Record set:
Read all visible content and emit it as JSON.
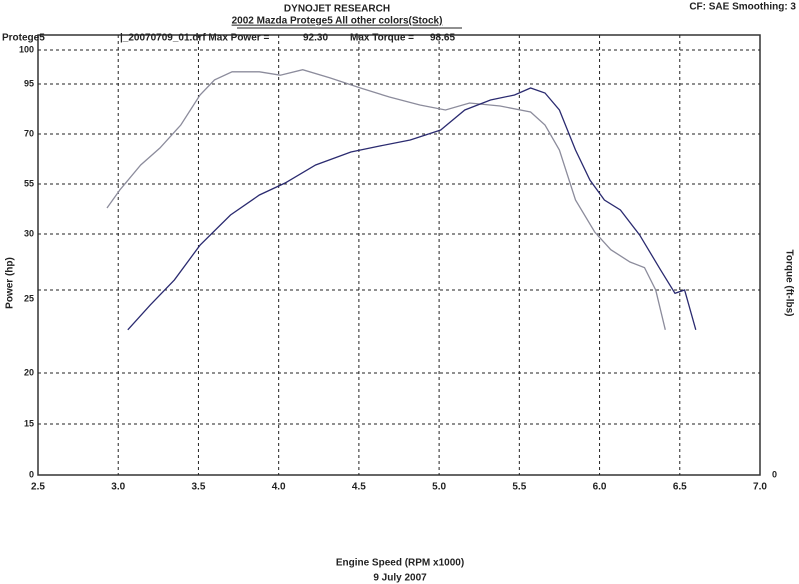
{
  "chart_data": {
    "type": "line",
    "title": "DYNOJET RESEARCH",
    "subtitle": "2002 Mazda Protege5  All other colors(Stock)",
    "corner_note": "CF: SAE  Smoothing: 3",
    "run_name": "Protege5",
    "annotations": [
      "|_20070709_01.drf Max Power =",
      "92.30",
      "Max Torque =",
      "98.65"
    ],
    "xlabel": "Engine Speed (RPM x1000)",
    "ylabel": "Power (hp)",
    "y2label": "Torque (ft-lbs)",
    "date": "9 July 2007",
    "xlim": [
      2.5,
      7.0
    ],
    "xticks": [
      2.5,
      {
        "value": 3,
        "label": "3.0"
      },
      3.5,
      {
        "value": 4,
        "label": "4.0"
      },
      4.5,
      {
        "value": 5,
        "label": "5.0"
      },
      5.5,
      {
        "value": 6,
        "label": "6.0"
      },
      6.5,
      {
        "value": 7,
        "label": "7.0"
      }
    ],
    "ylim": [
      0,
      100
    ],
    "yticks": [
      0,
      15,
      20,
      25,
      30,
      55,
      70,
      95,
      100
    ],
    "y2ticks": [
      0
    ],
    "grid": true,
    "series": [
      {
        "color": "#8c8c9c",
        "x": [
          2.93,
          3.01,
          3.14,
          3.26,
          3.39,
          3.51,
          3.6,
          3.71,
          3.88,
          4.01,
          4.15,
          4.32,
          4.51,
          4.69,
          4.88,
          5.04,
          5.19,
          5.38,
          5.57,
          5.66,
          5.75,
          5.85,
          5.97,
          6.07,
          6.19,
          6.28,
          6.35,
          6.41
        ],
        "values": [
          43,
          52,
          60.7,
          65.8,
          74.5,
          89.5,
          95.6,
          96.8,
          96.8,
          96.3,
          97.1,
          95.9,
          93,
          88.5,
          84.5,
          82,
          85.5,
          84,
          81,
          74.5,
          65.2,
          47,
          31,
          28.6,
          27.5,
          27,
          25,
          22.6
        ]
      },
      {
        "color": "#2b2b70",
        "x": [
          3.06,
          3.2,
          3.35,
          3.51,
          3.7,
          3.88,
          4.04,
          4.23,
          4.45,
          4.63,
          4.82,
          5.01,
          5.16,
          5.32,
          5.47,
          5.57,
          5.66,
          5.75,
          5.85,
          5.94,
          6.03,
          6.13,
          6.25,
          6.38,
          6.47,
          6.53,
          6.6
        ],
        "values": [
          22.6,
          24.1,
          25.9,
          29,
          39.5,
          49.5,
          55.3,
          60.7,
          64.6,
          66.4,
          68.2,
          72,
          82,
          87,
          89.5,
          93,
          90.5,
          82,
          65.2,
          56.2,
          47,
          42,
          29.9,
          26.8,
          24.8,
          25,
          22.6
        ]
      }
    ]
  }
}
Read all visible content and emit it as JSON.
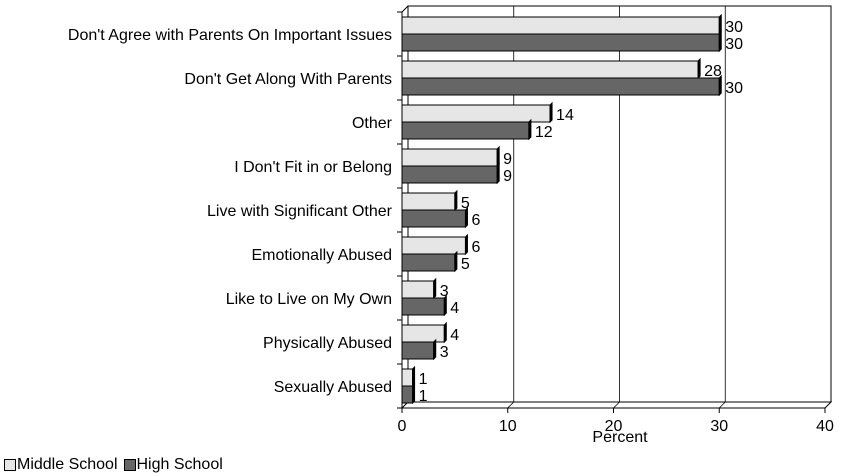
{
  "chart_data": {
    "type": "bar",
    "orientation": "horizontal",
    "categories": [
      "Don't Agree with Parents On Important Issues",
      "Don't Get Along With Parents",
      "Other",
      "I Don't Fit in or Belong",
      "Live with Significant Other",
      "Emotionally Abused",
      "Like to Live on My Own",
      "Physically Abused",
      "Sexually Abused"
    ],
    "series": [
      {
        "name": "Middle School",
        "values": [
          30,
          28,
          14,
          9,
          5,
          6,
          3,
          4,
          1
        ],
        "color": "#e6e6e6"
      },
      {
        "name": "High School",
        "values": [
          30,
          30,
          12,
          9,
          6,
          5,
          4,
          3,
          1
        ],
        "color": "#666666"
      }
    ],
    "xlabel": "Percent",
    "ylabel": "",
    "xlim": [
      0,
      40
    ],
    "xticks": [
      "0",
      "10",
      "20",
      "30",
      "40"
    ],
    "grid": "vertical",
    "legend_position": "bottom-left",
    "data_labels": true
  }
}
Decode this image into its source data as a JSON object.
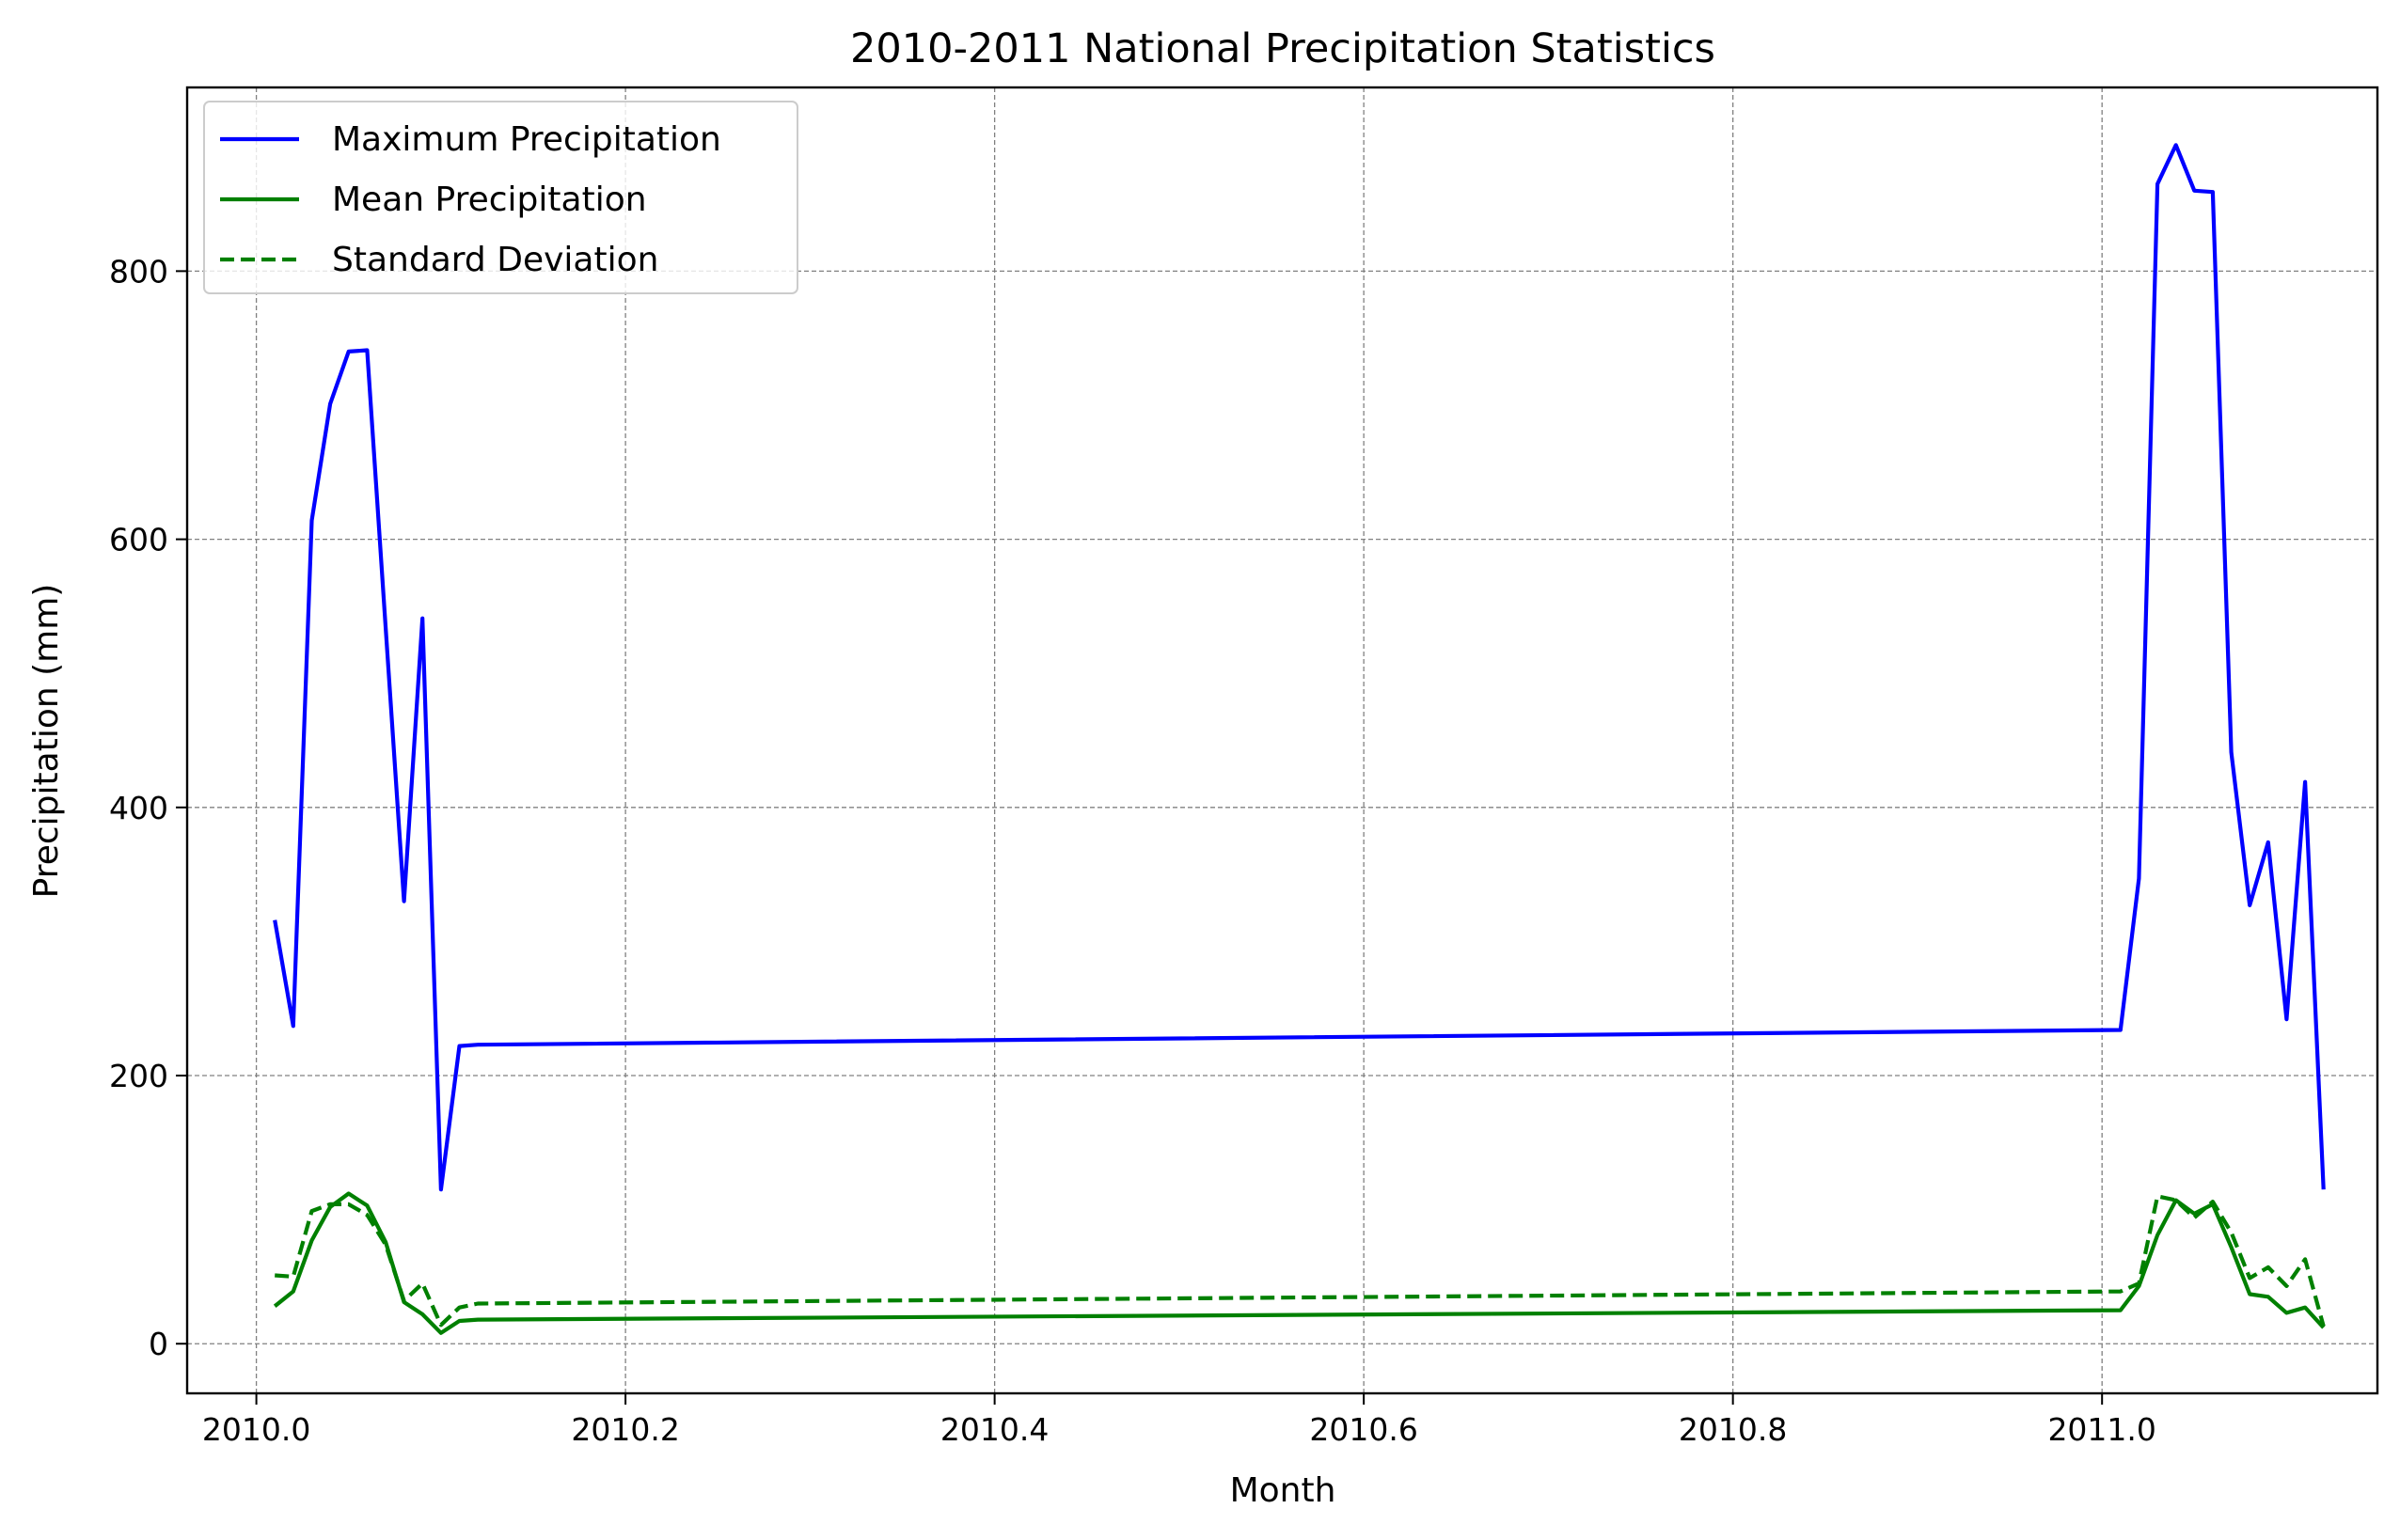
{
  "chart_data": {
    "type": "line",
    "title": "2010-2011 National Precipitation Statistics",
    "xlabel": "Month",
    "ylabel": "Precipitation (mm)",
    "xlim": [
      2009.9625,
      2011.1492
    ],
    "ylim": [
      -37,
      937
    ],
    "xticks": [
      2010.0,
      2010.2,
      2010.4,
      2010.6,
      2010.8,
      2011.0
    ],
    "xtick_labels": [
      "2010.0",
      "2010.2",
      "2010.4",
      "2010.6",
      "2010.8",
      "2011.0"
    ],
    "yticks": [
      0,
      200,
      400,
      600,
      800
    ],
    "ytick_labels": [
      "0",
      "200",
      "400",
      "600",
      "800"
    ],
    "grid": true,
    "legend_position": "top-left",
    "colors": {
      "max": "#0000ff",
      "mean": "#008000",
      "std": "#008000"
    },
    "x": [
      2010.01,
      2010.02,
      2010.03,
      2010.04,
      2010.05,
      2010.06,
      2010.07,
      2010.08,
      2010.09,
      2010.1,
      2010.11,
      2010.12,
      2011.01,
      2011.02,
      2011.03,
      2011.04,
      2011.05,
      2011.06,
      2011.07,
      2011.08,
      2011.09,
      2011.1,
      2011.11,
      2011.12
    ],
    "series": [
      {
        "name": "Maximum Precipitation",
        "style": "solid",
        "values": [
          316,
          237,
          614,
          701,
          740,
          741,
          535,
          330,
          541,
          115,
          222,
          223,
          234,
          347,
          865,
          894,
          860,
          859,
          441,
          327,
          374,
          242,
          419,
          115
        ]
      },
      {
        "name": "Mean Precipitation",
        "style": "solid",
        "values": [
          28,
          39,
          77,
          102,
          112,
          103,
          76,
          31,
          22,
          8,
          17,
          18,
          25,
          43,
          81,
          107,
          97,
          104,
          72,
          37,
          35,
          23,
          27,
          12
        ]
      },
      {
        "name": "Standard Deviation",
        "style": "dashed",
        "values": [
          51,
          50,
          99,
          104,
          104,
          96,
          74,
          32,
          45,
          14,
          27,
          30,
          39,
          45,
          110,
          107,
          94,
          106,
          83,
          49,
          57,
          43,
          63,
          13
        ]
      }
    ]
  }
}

What you have to do:
Count every line in the data where the string "Parents" occurs. Give nothing except the number.

Exercise answer:
2